AIM OF THE TASK –
Starting at the beginning of the records and ending at the line that contains "212, 742, 241]", rewrite those lines with "paragraph-1-line" changed to "para-1-line" and nothing else altered.

Element location listings –
------------------------------
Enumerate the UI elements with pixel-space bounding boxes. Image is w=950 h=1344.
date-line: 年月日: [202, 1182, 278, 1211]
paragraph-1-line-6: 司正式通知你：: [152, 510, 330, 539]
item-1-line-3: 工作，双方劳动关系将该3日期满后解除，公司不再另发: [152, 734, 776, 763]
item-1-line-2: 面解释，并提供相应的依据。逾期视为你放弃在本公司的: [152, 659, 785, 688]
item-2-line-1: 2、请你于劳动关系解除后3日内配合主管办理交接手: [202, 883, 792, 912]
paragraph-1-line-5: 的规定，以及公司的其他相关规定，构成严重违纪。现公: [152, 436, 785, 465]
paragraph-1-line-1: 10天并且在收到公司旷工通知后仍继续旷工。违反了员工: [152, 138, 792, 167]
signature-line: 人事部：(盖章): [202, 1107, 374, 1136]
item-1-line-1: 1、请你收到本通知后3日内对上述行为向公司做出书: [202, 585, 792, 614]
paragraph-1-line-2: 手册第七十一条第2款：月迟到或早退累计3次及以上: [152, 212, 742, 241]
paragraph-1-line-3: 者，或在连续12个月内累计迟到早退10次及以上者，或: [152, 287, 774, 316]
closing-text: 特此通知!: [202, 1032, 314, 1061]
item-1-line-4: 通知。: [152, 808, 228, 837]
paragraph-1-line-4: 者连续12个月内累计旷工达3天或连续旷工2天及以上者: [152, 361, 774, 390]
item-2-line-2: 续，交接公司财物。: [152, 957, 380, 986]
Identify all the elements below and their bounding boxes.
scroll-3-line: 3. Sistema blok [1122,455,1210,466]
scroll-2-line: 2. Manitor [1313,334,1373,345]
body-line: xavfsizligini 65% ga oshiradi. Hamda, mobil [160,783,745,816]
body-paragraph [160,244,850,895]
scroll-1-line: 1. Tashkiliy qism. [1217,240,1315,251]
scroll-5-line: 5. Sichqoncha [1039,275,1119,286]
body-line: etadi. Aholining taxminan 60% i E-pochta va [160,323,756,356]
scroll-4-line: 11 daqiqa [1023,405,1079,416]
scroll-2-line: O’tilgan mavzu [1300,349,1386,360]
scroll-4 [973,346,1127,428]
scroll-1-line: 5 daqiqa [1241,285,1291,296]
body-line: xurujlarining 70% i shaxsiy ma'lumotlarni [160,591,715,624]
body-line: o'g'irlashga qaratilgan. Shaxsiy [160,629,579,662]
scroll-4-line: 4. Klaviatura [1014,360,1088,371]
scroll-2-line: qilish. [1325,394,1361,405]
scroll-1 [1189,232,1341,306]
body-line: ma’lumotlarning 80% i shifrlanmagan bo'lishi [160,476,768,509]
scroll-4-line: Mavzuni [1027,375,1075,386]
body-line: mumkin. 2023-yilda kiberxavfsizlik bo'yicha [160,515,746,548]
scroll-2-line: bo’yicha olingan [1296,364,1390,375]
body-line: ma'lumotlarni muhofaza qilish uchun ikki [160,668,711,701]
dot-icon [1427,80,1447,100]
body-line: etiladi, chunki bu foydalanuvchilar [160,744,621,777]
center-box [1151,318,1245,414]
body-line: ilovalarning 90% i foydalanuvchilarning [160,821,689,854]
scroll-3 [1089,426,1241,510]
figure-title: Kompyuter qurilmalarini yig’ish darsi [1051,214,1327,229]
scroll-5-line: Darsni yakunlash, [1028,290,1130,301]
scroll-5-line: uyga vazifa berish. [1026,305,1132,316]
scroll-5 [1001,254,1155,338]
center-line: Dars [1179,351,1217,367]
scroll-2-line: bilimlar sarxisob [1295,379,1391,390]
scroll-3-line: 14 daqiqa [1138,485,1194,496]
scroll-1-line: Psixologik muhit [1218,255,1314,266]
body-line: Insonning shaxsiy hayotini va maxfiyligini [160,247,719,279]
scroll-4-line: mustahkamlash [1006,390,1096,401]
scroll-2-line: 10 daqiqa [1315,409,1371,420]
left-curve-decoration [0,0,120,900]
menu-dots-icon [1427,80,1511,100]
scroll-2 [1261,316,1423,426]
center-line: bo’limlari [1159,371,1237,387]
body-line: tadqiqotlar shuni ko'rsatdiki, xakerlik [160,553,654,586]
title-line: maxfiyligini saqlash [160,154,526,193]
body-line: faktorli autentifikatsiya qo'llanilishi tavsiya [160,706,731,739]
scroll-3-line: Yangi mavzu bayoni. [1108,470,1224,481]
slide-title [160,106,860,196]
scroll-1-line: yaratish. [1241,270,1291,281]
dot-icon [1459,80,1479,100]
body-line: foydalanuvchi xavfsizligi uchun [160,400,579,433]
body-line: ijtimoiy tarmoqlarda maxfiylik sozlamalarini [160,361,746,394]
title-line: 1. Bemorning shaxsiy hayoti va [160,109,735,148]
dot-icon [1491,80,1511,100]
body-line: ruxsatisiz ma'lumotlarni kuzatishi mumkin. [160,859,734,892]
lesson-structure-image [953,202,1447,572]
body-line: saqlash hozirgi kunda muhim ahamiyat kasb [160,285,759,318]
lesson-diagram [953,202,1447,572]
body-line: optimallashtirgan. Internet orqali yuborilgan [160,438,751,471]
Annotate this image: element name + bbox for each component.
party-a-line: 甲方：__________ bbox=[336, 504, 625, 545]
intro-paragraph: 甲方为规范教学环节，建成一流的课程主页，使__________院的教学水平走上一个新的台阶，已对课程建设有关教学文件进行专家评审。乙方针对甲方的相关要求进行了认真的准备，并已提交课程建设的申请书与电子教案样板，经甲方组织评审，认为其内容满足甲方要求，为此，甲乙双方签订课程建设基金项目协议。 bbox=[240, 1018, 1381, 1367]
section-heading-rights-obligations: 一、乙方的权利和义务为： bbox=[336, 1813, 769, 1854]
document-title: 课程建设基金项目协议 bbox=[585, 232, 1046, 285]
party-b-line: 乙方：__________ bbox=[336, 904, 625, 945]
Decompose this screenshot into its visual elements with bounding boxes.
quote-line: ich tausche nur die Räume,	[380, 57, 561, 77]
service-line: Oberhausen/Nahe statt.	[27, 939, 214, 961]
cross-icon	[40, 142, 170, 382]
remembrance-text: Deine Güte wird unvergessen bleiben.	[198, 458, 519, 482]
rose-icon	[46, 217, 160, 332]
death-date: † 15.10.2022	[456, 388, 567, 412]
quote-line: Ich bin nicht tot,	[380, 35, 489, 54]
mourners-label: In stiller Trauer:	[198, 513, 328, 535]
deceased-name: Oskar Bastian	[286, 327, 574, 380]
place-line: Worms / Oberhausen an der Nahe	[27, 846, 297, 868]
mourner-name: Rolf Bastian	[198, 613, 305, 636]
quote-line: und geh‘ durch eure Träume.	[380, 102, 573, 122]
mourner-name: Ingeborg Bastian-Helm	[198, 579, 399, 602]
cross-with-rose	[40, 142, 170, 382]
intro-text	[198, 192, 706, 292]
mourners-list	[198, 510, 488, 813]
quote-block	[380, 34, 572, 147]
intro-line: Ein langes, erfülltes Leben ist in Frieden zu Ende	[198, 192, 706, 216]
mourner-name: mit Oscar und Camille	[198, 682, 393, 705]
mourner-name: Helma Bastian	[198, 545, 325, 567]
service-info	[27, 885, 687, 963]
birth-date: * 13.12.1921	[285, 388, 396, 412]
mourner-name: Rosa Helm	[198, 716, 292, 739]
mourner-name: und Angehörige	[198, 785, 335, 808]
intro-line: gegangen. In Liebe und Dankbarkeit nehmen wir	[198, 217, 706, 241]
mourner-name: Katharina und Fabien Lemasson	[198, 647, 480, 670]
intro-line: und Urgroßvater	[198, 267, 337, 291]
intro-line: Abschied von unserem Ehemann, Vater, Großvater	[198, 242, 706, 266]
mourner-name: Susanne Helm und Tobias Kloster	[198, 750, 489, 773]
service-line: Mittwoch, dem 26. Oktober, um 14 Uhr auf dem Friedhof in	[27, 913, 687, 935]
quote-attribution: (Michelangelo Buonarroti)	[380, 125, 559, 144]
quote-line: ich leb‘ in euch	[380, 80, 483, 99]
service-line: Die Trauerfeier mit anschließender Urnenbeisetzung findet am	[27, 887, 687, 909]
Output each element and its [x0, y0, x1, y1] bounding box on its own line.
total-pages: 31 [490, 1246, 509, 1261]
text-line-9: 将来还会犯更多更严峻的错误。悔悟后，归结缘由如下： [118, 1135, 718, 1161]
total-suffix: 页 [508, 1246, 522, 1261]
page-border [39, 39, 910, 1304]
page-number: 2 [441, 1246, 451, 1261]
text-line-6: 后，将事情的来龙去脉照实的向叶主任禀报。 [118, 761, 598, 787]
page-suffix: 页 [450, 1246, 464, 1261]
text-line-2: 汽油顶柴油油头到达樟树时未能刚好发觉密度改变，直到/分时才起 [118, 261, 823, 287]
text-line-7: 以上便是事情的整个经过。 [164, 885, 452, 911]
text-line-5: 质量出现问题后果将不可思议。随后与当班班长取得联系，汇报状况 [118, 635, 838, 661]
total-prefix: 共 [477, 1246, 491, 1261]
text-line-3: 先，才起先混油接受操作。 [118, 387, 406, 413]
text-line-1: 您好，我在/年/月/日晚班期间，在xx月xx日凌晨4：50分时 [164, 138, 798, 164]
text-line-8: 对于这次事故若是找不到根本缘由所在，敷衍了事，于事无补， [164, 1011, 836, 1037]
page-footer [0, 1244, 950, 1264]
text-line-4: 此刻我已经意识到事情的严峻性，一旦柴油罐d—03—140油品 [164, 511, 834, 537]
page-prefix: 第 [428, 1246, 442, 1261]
------------------------------
RESPONSE TO THIS EXERCISE –
Enumerate the UI elements with pixel-space bounding boxes. Image is w=950 h=1344.
date-line: 年月日: [202, 1182, 278, 1211]
para-1-line-6: 司正式通知你：: [152, 510, 330, 539]
item-1-line-3: 工作，双方劳动关系将该3日期满后解除，公司不再另发: [152, 734, 776, 763]
item-1-line-2: 面解释，并提供相应的依据。逾期视为你放弃在本公司的: [152, 659, 785, 688]
item-2-line-1: 2、请你于劳动关系解除后3日内配合主管办理交接手: [202, 883, 792, 912]
para-1-line-5: 的规定，以及公司的其他相关规定，构成严重违纪。现公: [152, 436, 785, 465]
para-1-line-1: 10天并且在收到公司旷工通知后仍继续旷工。违反了员工: [152, 138, 792, 167]
signature-line: 人事部：(盖章): [202, 1107, 374, 1136]
item-1-line-1: 1、请你收到本通知后3日内对上述行为向公司做出书: [202, 585, 792, 614]
para-1-line-2: 手册第七十一条第2款：月迟到或早退累计3次及以上: [152, 212, 742, 241]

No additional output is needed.